▸ **Jobs**:
1/ Answer these questions about the forum thread, one line each:
(a) In which industry did the husband lose his job?
(b) What did the sister propose for the four of them?
(c) According to Blanca, until what point would her mom not see her if she was disrespectful to Blanca's husband again?
2/ Please copy a portion of the forum thread word for word, beginning at the words "## HisSummerRose (Dec" and stopping after "is with him.".
3/ Render this sentence from the forum thread in Spanish: "Tell him he is appreciated for the work he does at home."

▸ **Document excerpt**:
************

# My husband hates my family and is convinced it will split us up!



## kittyunica (Dec 24, 2008)

He grew up in home filled with verbal and some physical abuse. I grew up with none of that. He was always put down and I was always encouraged. Now we have a 9 month old son my family is trying to take control. It is at the point that my husband doesn't want to even spend our son's first Christmas with me and my family for Christmas dinner. I tried to talk to my mother about it and she said she doesn't want to talk about it. My sister suggested councelling for the 4 of us and none but me want anything to do with it. My parents blame him and he blames my parents for their poor relationship. And everyone wants me to set each other straight. I work and my husband got laid off (automotive industry) so he picked up the rest of our parental benefits but I'm afraid he's getting depressed staying home. My parents think he needs to get a job but no one, including my husband, see raising our son as a job. One much more rewarding than anything else. And because of how he feels, I think he is missing out on what could be the best time of his life. He thinks if I don't set my parents straight, he gives us a maximum of 2 years left together and my parents don't want to talk to me at all about it. I just want to know if anyone has been in anything similar or have some advice? I look at my son and cry thinking he's either going to loose his grandparents or worse, his father. My husband doesn't realize how much I love him, I just don't know how to make him happy with his life.


----------



## HisSummerRose (Dec 10, 2008)




----------



## LucyInSC (Dec 23, 2008)

It must be so hard for you to feel that you are in the middle between your husband and your parents. Plus being the only one working must also be hard. You are right to view your husband staying home with your son as a rewarding experience few men get the chance to do. Tell him he is appreciated for the work he does at home. As far as the conflict between him and your parents, I think it is important for you to support your husband when at all possible.  In time maybe they can work out their differences and in the meantime you and your son can occasionally visit your parents without your husband. If your marriage is otherwise healthy, tell your husband that your loyalty is with him.


----------



## Blanca (Jul 25, 2008)

My mom said something disrespectful to my H once. I let her know i wanted her in my life, but if she ever said anything disrespectful to him again, she wouldnt see me again until she apologized. that would go for anyone in my family. 

You dont have to fix the relationship between your family and your H. you dont have to make anyone like anyone. but you do have to let them know what is, and is not ok. You need to stand up for your H.


----------

************

▸ **Entries**:
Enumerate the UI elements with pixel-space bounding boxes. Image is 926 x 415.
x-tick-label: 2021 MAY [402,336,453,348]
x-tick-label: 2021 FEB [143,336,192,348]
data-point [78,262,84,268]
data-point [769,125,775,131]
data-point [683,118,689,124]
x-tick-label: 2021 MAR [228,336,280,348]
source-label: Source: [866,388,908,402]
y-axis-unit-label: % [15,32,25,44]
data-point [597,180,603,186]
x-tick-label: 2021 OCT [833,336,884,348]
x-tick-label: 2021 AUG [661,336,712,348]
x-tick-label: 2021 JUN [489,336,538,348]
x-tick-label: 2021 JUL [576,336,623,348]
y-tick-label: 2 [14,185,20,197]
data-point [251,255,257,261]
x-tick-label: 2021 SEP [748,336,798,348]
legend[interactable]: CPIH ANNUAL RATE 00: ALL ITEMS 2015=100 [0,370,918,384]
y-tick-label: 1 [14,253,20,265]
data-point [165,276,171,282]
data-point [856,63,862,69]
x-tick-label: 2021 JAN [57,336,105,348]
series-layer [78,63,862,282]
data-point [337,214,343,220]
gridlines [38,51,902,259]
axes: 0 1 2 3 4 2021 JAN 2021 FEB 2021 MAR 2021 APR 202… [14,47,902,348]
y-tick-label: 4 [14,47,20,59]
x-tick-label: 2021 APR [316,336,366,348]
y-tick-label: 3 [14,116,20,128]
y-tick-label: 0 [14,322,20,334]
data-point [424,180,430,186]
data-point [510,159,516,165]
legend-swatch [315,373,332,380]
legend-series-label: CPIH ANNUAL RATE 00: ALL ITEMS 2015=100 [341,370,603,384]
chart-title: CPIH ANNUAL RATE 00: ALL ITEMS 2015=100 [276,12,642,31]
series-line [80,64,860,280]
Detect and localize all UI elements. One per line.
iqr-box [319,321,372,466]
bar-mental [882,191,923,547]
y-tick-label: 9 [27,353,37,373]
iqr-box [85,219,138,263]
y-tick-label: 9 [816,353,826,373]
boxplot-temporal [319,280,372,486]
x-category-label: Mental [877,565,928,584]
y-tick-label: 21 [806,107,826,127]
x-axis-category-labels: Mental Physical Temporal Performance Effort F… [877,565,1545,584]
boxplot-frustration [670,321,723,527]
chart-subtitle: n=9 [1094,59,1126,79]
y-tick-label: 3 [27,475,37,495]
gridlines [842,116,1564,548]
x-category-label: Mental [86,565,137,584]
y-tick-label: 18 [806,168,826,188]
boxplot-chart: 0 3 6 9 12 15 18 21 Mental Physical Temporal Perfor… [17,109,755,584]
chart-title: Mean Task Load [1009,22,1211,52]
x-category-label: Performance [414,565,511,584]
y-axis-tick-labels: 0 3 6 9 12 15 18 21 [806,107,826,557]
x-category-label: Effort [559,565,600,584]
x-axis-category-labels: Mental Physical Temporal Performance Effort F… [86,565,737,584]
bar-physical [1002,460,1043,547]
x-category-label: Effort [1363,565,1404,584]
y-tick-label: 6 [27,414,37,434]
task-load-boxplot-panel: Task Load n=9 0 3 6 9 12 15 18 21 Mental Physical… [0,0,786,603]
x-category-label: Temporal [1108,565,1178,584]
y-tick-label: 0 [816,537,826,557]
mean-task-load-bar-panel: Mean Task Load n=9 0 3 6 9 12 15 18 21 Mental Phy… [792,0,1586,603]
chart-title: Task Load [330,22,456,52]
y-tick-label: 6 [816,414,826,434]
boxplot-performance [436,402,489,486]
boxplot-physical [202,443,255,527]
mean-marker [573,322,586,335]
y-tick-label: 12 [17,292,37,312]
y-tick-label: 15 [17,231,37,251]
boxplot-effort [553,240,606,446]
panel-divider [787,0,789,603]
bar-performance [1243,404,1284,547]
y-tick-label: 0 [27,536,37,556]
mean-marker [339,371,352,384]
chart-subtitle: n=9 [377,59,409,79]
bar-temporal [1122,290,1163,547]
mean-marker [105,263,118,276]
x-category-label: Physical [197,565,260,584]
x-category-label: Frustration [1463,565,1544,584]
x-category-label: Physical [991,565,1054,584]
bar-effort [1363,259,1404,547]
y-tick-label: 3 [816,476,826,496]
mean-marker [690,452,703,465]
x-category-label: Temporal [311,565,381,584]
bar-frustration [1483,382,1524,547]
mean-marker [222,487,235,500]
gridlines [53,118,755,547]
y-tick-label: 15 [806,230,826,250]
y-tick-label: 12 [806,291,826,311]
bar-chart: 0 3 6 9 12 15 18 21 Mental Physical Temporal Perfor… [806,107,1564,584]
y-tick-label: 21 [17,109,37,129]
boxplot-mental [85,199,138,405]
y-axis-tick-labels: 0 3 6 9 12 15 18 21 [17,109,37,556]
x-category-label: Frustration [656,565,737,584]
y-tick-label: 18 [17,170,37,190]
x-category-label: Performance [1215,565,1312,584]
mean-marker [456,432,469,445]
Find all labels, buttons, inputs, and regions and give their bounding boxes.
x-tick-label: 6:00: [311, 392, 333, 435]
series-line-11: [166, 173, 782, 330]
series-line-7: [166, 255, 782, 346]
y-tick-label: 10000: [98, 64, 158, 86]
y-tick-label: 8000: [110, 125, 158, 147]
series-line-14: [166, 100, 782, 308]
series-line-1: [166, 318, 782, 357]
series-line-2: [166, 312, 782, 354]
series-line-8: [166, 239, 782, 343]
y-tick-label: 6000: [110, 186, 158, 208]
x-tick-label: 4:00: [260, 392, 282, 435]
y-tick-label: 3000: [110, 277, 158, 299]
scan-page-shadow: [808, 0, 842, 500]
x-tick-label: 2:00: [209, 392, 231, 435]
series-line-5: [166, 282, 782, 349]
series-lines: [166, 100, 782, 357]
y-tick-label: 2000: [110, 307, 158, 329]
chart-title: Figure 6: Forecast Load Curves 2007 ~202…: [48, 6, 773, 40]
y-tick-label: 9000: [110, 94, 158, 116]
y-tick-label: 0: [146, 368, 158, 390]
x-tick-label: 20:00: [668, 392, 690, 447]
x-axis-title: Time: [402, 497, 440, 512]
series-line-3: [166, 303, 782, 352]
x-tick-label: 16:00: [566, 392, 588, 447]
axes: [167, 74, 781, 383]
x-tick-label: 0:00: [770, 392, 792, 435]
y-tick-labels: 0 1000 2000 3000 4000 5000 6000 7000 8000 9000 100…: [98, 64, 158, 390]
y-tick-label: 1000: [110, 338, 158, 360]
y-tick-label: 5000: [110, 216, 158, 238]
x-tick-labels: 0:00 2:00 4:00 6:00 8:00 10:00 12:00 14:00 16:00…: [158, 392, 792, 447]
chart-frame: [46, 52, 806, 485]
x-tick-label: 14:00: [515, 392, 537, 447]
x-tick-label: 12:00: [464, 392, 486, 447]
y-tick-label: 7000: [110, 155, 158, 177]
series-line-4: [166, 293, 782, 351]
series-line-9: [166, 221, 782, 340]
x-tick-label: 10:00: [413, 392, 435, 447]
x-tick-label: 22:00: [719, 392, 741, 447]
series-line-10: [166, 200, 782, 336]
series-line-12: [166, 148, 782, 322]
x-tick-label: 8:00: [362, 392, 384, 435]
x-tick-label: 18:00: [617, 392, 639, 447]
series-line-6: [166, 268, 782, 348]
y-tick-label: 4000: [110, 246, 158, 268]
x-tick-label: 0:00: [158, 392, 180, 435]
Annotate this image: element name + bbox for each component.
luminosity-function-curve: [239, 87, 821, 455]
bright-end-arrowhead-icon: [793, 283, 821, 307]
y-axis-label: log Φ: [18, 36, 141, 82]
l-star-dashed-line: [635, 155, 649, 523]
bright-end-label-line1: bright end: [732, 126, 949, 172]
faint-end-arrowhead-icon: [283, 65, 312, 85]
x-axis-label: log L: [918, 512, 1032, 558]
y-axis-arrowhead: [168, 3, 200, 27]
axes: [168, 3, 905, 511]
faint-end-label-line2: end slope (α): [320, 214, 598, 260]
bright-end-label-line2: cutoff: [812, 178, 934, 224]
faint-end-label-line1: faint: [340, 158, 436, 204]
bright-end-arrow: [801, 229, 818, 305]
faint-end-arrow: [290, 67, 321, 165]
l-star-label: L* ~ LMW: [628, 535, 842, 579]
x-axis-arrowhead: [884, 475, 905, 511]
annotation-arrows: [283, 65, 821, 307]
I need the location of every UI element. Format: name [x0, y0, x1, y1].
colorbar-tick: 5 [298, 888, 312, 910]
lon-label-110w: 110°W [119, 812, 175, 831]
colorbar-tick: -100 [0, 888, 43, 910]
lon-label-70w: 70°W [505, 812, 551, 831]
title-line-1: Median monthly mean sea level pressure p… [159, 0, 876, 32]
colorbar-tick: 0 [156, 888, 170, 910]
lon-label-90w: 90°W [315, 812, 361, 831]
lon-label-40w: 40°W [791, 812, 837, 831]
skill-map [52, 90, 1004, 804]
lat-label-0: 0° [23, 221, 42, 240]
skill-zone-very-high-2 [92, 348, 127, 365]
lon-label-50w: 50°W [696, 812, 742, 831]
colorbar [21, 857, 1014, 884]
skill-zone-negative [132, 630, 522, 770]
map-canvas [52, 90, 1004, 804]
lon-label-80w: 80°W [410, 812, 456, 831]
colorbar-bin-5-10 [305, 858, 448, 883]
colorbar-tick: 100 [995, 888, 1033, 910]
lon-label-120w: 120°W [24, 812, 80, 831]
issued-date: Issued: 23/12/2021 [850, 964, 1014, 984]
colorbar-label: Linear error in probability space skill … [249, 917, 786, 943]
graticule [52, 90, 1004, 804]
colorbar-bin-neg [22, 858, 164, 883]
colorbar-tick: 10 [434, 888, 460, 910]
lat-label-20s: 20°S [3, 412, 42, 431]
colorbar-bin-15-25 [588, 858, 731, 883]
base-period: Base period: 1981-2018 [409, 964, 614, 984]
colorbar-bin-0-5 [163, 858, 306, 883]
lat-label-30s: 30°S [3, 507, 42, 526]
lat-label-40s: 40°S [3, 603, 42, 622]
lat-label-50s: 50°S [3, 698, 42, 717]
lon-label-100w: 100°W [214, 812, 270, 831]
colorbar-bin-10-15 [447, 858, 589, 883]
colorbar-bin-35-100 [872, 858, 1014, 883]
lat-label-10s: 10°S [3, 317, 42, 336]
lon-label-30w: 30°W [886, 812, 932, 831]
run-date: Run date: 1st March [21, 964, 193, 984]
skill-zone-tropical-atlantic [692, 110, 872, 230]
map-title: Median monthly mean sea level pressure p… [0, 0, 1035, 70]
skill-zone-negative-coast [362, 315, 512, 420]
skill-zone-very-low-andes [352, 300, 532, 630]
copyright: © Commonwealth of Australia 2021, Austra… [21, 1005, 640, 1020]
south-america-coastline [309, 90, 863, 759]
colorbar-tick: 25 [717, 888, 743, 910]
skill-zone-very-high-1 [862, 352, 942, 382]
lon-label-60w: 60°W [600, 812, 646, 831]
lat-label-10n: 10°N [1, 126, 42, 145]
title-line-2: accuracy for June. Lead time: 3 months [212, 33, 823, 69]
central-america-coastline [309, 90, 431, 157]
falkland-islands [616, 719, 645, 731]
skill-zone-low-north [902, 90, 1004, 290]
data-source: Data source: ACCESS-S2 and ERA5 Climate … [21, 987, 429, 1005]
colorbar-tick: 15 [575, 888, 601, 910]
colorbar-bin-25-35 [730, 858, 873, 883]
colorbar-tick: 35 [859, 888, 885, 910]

************

▸ **Answers for this exercise**:
1/
(a) The automotive industry.
(b) Counseling.
(c) Until she apologized.

2/
## HisSummerRose (Dec 10, 2008)




----------



## LucyInSC (Dec 23, 2008)

It must be so hard for you to feel that you are in the middle between your husband and your parents. Plus being the only one working must also be hard. You are right to view your husband staying home with your son as a rewarding experience few men get the chance to do. Tell him he is appreciated for the work he does at home. As far as the conflict between him and your parents, I think it is important for you to support your husband when at all possible.  In time maybe they can work out their differences and in the meantime you and your son can occasionally visit your parents without your husband. If your marriage is otherwise healthy, tell your husband that your loyalty is with him.

3/ Dile que se le valora por el trabajo que hace en casa.